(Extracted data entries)

____________

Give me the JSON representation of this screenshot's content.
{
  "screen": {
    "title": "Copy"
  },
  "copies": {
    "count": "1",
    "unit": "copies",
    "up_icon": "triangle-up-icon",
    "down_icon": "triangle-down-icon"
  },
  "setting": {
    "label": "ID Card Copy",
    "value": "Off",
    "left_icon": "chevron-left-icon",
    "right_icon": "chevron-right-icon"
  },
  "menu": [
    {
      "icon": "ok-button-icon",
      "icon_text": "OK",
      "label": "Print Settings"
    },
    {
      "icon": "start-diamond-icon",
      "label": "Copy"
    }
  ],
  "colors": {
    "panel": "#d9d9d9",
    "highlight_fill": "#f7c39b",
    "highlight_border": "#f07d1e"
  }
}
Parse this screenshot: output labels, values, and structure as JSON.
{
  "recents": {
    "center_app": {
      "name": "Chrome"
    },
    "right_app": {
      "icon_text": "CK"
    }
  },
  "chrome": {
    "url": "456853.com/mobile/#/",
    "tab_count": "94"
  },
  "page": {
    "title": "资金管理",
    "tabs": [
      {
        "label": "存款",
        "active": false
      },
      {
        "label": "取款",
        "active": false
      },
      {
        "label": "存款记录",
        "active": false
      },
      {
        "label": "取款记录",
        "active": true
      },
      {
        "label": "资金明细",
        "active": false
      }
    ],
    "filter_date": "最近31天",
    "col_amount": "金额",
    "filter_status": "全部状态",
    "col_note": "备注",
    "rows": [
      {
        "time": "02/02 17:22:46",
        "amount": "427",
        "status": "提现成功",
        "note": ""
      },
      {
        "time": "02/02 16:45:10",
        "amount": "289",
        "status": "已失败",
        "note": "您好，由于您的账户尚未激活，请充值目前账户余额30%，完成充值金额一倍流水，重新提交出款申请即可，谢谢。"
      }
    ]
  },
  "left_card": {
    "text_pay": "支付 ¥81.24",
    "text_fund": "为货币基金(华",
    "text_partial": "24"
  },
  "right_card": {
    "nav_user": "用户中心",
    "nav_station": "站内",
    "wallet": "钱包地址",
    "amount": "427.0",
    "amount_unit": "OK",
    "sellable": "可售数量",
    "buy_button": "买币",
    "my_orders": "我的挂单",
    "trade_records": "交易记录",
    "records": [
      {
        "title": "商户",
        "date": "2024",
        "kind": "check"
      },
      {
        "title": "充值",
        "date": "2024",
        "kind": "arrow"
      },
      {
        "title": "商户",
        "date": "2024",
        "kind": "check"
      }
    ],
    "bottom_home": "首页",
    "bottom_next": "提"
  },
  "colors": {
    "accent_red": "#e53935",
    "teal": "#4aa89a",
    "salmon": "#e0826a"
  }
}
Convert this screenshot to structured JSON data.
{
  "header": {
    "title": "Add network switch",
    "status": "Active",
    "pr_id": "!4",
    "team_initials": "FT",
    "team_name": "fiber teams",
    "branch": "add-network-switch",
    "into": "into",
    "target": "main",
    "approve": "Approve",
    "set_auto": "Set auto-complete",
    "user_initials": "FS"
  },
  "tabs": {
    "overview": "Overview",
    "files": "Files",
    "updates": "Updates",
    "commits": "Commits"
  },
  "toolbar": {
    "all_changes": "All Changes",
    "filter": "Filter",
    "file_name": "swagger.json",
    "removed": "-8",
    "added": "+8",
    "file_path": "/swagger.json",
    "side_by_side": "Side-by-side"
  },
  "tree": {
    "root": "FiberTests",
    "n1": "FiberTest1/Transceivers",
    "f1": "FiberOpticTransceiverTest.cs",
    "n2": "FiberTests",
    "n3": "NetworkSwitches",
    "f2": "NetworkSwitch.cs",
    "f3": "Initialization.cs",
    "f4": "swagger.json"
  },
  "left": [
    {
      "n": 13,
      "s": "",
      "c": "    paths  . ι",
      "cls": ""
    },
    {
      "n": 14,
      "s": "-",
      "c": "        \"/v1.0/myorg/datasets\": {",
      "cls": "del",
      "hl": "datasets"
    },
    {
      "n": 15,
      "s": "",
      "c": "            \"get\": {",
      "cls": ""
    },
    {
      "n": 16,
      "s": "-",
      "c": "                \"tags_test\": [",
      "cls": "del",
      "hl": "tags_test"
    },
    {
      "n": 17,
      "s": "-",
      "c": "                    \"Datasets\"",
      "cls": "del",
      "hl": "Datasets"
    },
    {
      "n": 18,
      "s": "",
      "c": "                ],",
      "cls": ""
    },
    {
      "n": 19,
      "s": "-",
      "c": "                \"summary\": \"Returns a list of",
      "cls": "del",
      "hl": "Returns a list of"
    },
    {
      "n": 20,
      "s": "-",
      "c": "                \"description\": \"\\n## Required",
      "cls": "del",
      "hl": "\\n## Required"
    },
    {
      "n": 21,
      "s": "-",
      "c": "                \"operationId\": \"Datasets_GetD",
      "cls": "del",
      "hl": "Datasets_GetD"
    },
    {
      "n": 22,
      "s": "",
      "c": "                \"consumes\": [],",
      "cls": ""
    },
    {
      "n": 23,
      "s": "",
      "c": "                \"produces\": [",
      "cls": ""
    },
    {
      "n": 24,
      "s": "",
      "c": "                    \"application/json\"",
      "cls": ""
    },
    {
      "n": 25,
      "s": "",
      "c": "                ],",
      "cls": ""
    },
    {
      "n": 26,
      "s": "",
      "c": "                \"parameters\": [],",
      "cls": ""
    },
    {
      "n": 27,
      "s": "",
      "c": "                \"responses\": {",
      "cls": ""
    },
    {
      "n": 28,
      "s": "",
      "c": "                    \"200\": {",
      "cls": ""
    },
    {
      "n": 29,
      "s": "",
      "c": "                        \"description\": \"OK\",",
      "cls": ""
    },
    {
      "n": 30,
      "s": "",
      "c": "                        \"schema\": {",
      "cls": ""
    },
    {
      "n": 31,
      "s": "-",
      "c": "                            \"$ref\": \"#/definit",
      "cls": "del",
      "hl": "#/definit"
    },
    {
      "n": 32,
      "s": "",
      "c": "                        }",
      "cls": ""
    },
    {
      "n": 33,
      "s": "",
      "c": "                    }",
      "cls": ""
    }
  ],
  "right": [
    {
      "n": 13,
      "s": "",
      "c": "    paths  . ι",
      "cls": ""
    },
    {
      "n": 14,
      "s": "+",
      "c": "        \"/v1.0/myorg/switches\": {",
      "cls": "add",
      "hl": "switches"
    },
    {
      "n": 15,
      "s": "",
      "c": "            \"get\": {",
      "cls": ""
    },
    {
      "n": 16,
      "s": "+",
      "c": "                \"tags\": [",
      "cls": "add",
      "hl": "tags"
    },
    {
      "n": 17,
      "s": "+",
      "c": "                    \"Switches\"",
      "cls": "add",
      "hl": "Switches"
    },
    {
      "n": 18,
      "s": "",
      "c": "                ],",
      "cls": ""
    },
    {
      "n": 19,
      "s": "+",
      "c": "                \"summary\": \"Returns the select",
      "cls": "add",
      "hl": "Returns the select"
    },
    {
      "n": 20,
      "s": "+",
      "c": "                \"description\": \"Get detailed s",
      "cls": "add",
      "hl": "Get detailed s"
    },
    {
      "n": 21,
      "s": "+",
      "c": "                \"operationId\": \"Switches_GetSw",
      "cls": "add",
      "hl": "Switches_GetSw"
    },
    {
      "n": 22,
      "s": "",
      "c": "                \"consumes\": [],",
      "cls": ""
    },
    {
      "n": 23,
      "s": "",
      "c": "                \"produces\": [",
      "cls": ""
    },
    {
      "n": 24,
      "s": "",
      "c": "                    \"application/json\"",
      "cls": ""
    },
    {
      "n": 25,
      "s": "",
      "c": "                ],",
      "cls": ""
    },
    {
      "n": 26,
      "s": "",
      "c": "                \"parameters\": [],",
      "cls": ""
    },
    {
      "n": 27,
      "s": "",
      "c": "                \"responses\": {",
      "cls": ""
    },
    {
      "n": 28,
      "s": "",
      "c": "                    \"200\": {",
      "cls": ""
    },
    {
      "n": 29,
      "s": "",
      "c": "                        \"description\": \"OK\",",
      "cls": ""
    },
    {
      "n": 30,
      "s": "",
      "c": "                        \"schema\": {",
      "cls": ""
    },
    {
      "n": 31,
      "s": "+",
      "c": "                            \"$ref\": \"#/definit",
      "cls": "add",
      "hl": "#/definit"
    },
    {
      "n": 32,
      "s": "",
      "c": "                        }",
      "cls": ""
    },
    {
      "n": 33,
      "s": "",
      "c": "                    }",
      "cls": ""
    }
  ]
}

____________

→ **Objective**
Report the number of lines above containing the word "chevron", with no other text.

→ **Task response**
2